EXERCISE INSTRUCTIONS => Copy out every one of the records below, word for word, without changing anything.
--- start of DATA FOR THIS EXERCISE ---
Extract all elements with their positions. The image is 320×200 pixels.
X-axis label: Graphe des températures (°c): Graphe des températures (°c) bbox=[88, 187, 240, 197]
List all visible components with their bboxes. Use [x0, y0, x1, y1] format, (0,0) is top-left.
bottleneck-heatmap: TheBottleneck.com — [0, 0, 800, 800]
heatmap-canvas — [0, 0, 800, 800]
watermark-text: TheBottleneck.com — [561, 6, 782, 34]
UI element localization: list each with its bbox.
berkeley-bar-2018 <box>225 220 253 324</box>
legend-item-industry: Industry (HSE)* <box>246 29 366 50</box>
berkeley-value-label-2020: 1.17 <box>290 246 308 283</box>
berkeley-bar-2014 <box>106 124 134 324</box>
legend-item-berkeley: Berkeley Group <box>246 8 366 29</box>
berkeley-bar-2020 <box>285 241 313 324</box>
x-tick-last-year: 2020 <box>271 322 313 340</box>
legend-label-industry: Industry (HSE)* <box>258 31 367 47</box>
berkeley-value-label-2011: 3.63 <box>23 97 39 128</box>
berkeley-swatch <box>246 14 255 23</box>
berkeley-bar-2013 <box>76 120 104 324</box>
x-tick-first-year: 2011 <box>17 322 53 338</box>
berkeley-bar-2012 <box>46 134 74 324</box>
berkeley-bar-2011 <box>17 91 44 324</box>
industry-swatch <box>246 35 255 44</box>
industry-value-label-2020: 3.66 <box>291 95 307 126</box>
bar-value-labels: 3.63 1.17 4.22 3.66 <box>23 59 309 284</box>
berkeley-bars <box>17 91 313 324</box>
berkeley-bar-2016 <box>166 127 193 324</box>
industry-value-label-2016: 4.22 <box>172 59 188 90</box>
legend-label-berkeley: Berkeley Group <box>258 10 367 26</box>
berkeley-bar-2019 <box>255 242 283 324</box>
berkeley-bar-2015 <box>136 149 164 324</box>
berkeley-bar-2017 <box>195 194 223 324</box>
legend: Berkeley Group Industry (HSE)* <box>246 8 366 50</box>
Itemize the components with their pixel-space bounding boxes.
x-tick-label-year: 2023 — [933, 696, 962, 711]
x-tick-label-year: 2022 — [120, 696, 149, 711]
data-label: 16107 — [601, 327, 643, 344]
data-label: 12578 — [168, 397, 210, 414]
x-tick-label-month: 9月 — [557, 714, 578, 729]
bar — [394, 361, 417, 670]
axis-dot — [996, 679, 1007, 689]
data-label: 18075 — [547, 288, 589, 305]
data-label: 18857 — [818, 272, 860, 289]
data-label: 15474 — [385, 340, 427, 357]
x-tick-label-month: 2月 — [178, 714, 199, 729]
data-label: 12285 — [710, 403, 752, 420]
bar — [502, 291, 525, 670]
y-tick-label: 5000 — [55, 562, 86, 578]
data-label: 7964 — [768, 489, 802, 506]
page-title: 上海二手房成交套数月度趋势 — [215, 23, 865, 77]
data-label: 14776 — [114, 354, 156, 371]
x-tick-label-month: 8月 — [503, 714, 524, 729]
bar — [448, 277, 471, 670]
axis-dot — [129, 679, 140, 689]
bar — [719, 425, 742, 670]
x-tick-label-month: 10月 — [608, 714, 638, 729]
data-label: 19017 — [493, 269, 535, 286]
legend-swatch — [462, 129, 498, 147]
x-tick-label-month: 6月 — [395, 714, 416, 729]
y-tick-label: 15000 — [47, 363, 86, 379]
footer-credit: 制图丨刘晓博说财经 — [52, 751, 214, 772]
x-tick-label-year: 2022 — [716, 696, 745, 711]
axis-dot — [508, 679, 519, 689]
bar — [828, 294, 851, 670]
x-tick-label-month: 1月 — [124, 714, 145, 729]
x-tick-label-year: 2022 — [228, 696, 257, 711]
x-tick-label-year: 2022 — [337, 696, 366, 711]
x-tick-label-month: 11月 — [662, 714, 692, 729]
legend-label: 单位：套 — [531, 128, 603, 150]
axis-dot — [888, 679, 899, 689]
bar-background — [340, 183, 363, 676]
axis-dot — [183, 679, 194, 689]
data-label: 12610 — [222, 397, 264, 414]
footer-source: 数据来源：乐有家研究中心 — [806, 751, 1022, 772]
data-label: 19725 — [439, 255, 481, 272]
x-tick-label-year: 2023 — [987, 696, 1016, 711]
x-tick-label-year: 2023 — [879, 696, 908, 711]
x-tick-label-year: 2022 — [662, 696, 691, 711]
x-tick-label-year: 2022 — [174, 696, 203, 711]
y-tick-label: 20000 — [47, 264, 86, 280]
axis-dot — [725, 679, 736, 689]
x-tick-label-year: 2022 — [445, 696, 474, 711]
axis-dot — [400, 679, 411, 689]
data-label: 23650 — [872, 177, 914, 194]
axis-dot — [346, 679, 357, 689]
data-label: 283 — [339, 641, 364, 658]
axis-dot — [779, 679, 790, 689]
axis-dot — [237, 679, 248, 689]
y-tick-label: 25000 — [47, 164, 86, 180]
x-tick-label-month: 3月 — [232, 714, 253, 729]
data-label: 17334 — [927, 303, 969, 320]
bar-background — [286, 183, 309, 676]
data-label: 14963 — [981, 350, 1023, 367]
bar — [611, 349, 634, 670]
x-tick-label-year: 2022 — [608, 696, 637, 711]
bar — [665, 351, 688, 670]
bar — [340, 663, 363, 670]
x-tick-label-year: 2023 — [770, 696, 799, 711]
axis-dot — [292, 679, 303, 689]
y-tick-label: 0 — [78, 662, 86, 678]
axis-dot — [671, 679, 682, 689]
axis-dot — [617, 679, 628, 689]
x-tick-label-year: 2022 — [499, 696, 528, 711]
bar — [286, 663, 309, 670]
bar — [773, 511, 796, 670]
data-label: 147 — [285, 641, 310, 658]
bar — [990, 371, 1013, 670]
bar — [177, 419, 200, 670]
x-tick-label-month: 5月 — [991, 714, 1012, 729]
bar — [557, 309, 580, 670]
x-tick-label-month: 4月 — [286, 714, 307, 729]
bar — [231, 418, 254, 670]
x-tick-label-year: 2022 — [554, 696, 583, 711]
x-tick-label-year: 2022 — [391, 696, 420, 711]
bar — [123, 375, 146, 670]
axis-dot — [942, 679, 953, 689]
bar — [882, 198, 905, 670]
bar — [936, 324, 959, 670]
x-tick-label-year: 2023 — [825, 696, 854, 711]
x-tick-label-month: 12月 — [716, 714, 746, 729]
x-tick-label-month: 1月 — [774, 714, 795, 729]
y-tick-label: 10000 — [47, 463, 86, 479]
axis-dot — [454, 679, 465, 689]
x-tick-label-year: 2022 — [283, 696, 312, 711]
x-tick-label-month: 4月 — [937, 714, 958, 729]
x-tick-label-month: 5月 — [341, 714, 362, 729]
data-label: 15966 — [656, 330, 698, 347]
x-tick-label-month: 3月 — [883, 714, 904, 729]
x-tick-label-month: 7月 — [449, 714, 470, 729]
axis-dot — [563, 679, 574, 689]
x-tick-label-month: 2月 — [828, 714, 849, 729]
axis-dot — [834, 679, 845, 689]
--- end of DATA FOR THIS EXERCISE ---
FINAL ANSWER =>
Extract all elements with their positions. The image is 320×200 pixels.
X-axis label: Graphe des températures (°c): Graphe des températures (°c) bbox=[88, 187, 240, 197]
List all visible components with their bboxes. Use [x0, y0, x1, y1] format, (0,0) is top-left.
bottleneck-heatmap: TheBottleneck.com — [0, 0, 800, 800]
heatmap-canvas — [0, 0, 800, 800]
watermark-text: TheBottleneck.com — [561, 6, 782, 34]
UI element localization: list each with its bbox.
berkeley-bar-2018 <box>225 220 253 324</box>
legend-item-industry: Industry (HSE)* <box>246 29 366 50</box>
berkeley-value-label-2020: 1.17 <box>290 246 308 283</box>
berkeley-bar-2014 <box>106 124 134 324</box>
legend-item-berkeley: Berkeley Group <box>246 8 366 29</box>
berkeley-bar-2020 <box>285 241 313 324</box>
x-tick-last-year: 2020 <box>271 322 313 340</box>
legend-label-industry: Industry (HSE)* <box>258 31 367 47</box>
berkeley-value-label-2011: 3.63 <box>23 97 39 128</box>
berkeley-swatch <box>246 14 255 23</box>
berkeley-bar-2013 <box>76 120 104 324</box>
x-tick-first-year: 2011 <box>17 322 53 338</box>
berkeley-bar-2012 <box>46 134 74 324</box>
berkeley-bar-2011 <box>17 91 44 324</box>
industry-swatch <box>246 35 255 44</box>
industry-value-label-2020: 3.66 <box>291 95 307 126</box>
bar-value-labels: 3.63 1.17 4.22 3.66 <box>23 59 309 284</box>
berkeley-bars <box>17 91 313 324</box>
berkeley-bar-2016 <box>166 127 193 324</box>
industry-value-label-2016: 4.22 <box>172 59 188 90</box>
legend-label-berkeley: Berkeley Group <box>258 10 367 26</box>
berkeley-bar-2019 <box>255 242 283 324</box>
berkeley-bar-2015 <box>136 149 164 324</box>
berkeley-bar-2017 <box>195 194 223 324</box>
legend: Berkeley Group Industry (HSE)* <box>246 8 366 50</box>
Itemize the components with their pixel-space bounding boxes.
x-tick-label-year: 2023 — [933, 696, 962, 711]
x-tick-label-year: 2022 — [120, 696, 149, 711]
data-label: 16107 — [601, 327, 643, 344]
data-label: 12578 — [168, 397, 210, 414]
x-tick-label-month: 9月 — [557, 714, 578, 729]
bar — [394, 361, 417, 670]
axis-dot — [996, 679, 1007, 689]
data-label: 18075 — [547, 288, 589, 305]
data-label: 18857 — [818, 272, 860, 289]
data-label: 15474 — [385, 340, 427, 357]
x-tick-label-month: 2月 — [178, 714, 199, 729]
data-label: 12285 — [710, 403, 752, 420]
bar — [502, 291, 525, 670]
y-tick-label: 5000 — [55, 562, 86, 578]
data-label: 7964 — [768, 489, 802, 506]
page-title: 上海二手房成交套数月度趋势 — [215, 23, 865, 77]
data-label: 14776 — [114, 354, 156, 371]
x-tick-label-month: 8月 — [503, 714, 524, 729]
bar — [448, 277, 471, 670]
axis-dot — [129, 679, 140, 689]
bar — [719, 425, 742, 670]
x-tick-label-month: 10月 — [608, 714, 638, 729]
data-label: 19017 — [493, 269, 535, 286]
legend-swatch — [462, 129, 498, 147]
x-tick-label-month: 6月 — [395, 714, 416, 729]
y-tick-label: 15000 — [47, 363, 86, 379]
footer-credit: 制图丨刘晓博说财经 — [52, 751, 214, 772]
x-tick-label-year: 2022 — [716, 696, 745, 711]
axis-dot — [508, 679, 519, 689]
bar — [828, 294, 851, 670]
x-tick-label-month: 1月 — [124, 714, 145, 729]
x-tick-label-year: 2022 — [228, 696, 257, 711]
x-tick-label-year: 2022 — [337, 696, 366, 711]
x-tick-label-month: 11月 — [662, 714, 692, 729]
legend-label: 单位：套 — [531, 128, 603, 150]
axis-dot — [888, 679, 899, 689]
bar-background — [340, 183, 363, 676]
axis-dot — [183, 679, 194, 689]
data-label: 12610 — [222, 397, 264, 414]
footer-source: 数据来源：乐有家研究中心 — [806, 751, 1022, 772]
data-label: 19725 — [439, 255, 481, 272]
x-tick-label-year: 2023 — [987, 696, 1016, 711]
x-tick-label-year: 2023 — [879, 696, 908, 711]
x-tick-label-year: 2022 — [662, 696, 691, 711]
x-tick-label-year: 2022 — [174, 696, 203, 711]
y-tick-label: 20000 — [47, 264, 86, 280]
axis-dot — [725, 679, 736, 689]
x-tick-label-year: 2022 — [445, 696, 474, 711]
axis-dot — [400, 679, 411, 689]
data-label: 23650 — [872, 177, 914, 194]
axis-dot — [346, 679, 357, 689]
data-label: 283 — [339, 641, 364, 658]
axis-dot — [779, 679, 790, 689]
axis-dot — [237, 679, 248, 689]
y-tick-label: 25000 — [47, 164, 86, 180]
x-tick-label-month: 3月 — [232, 714, 253, 729]
data-label: 17334 — [927, 303, 969, 320]
bar-background — [286, 183, 309, 676]
data-label: 14963 — [981, 350, 1023, 367]
bar — [611, 349, 634, 670]
x-tick-label-year: 2022 — [608, 696, 637, 711]
bar — [665, 351, 688, 670]
bar — [340, 663, 363, 670]
x-tick-label-year: 2023 — [770, 696, 799, 711]
axis-dot — [292, 679, 303, 689]
y-tick-label: 0 — [78, 662, 86, 678]
axis-dot — [671, 679, 682, 689]
axis-dot — [617, 679, 628, 689]
x-tick-label-year: 2022 — [499, 696, 528, 711]
bar — [286, 663, 309, 670]
bar — [773, 511, 796, 670]
data-label: 147 — [285, 641, 310, 658]
bar — [990, 371, 1013, 670]
bar — [177, 419, 200, 670]
x-tick-label-month: 5月 — [991, 714, 1012, 729]
bar — [557, 309, 580, 670]
x-tick-label-month: 4月 — [286, 714, 307, 729]
bar — [231, 418, 254, 670]
x-tick-label-year: 2022 — [554, 696, 583, 711]
x-tick-label-year: 2022 — [391, 696, 420, 711]
bar — [123, 375, 146, 670]
axis-dot — [942, 679, 953, 689]
bar — [882, 198, 905, 670]
bar — [936, 324, 959, 670]
x-tick-label-year: 2023 — [825, 696, 854, 711]
x-tick-label-month: 12月 — [716, 714, 746, 729]
x-tick-label-month: 1月 — [774, 714, 795, 729]
y-tick-label: 10000 — [47, 463, 86, 479]
axis-dot — [454, 679, 465, 689]
x-tick-label-year: 2022 — [283, 696, 312, 711]
x-tick-label-month: 4月 — [937, 714, 958, 729]
x-tick-label-month: 5月 — [341, 714, 362, 729]
data-label: 15966 — [656, 330, 698, 347]
x-tick-label-month: 3月 — [883, 714, 904, 729]
x-tick-label-month: 7月 — [449, 714, 470, 729]
axis-dot — [563, 679, 574, 689]
x-tick-label-month: 2月 — [828, 714, 849, 729]
axis-dot — [834, 679, 845, 689]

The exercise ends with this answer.